◆ TASK SET
#1 How would you translate this sentence from the dumplings and wine article into Spanish: "If you want to pair your dumplings with wine, it's better to choose light-flavoured fillings."
#2 Can you supply the next part of the article on pairing wine with dumplings, picking up right after its final sentence?

Dumplings and wine pairing – ask Decanter
This article first appeared on our sister site DecanterChina.com.
When speaking of dumplings (or in Chinese ‘Jiaozi’), we are actually talking about a variety of fillings and flavours – from jiucai (garlic chives) and pork dumplings, baicai (Chinese cabbages) and pork dumplings to seafood dumplings.
If you want to pair your dumplings with wine, it’s better to choose light-flavoured fillings.
The classic garlic, chive and pork dumplings, for example, are difficult to pair with wines due to their overpowering flavours.
Pork and cabbage, Sanxian (pork, prawn and eggs) and mushroom dumplings, on the other hand, are more delicate.
Take pork and cabbage dumplings as an example, the cabbage is quite creamy when it’s cooked, and pork is round on the edges.
I would pick a light and delicate white wine to go with it—I don’t think you want a red wine.
Try a wine that’s got a little oak on it with good acidity – I’d go for a nice Bourgogne Chardonnay, maybe a Mâcon.
Personally I love Rieslings, so I’d try a Kabinett—with refreshing acidity with a little bit of residual sugar, to pair with it.

[Stored entries]

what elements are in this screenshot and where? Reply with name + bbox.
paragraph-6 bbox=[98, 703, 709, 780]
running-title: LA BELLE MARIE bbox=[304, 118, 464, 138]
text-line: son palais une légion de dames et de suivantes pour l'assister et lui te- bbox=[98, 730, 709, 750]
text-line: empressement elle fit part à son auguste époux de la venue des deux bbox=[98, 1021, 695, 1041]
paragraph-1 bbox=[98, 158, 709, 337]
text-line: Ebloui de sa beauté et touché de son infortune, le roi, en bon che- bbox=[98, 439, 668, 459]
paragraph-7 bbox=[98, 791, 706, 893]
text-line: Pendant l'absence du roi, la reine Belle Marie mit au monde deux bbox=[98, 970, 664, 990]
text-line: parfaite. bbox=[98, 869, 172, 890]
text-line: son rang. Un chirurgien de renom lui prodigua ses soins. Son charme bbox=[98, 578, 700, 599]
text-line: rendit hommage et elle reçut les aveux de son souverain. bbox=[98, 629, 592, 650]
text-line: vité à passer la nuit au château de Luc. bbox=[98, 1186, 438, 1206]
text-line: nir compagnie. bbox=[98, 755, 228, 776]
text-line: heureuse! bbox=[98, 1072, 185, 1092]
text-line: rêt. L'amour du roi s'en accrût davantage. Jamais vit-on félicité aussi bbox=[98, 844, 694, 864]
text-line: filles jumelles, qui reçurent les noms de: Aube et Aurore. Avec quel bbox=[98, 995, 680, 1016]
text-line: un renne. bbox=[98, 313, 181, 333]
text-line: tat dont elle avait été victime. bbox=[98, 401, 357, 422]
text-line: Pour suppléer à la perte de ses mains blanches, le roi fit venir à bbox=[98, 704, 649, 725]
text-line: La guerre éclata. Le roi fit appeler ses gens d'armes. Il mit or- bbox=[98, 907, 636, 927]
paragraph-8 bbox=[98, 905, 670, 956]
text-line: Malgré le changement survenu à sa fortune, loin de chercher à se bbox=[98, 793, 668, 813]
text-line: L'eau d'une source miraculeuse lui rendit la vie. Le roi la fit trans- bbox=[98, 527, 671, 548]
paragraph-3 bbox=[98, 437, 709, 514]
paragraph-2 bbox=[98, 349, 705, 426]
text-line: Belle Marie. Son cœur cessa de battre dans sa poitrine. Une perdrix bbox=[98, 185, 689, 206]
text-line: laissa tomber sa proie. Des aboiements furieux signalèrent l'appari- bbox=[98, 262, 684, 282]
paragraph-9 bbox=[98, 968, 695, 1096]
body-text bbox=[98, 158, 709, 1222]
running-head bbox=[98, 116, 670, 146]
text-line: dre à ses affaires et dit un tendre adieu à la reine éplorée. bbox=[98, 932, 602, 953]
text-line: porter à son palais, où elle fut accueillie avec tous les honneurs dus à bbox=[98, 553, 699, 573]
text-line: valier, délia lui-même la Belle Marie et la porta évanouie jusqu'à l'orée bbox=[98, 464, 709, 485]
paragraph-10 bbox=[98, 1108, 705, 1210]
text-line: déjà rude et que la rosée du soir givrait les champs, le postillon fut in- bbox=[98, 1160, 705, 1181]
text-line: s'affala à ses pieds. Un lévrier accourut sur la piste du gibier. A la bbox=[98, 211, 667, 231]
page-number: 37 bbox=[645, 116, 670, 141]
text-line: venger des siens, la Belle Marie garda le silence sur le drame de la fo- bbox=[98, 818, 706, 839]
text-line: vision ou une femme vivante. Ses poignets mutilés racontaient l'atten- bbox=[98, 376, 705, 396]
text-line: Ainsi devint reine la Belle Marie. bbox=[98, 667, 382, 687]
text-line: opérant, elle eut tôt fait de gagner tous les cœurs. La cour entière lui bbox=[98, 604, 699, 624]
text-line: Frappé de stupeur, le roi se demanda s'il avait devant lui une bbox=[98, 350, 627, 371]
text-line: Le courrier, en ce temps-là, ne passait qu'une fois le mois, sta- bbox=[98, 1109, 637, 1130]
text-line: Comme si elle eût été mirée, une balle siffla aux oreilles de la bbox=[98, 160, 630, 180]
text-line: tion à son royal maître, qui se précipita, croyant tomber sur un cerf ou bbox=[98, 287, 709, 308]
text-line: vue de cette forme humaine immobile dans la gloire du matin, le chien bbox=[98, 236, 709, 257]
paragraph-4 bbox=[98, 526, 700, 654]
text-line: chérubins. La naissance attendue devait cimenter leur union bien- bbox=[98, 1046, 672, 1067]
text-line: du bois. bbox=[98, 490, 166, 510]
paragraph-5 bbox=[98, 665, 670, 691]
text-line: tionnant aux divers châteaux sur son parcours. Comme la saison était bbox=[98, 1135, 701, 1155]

◆ ANSWERS TO THE EXERCISES
#1 Si quieres maridar tus dumplings con vino, es mejor elegir rellenos de sabor ligero.

#2
What about the sauce?
In my house we make our own dumpling sauce. We use mainly soy sauce, with some brown Jiaozi vinegar, and some sesame oil on top. Some garlic and spice could also be nice.
This is the benefit of making your own sauce—you get to adjust your salts, sourness, and give it a little bit of roundness to achieve a nice balance.
It won’t be too difficult for you to find a pairing wine if you prefer a more savoury sauce.
But if you prefer only vinegar as the sauce, finding a wine match will be more difficult.
Try something with high acidity; Champagne could be a good option here.
Jennifer Docherty MW is the first ethnically Chinese and Mandarin speaking Master of Wine. She is currently buyer at Liberty Wines, and a contributor to DecanterChina.com.